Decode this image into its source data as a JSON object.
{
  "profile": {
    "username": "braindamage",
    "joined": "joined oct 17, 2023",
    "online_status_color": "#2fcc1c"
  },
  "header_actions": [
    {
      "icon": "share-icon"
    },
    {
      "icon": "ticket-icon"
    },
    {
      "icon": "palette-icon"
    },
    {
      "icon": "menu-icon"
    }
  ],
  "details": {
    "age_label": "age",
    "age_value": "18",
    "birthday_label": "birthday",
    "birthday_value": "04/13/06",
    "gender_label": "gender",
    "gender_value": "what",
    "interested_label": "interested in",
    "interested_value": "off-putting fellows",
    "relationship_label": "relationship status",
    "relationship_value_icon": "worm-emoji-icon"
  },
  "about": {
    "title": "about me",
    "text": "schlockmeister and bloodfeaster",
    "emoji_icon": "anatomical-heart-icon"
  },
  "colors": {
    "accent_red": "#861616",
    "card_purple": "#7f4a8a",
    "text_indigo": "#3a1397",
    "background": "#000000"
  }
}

··········

▶ EXERCISE AIM
From the listing above, collect every line that mentions the word "icon".

▶ EXERCISE RESULT
      "icon": "share-icon"
      "icon": "ticket-icon"
      "icon": "palette-icon"
      "icon": "menu-icon"
    "relationship_value_icon": "worm-emoji-icon"
    "emoji_icon": "anatomical-heart-icon"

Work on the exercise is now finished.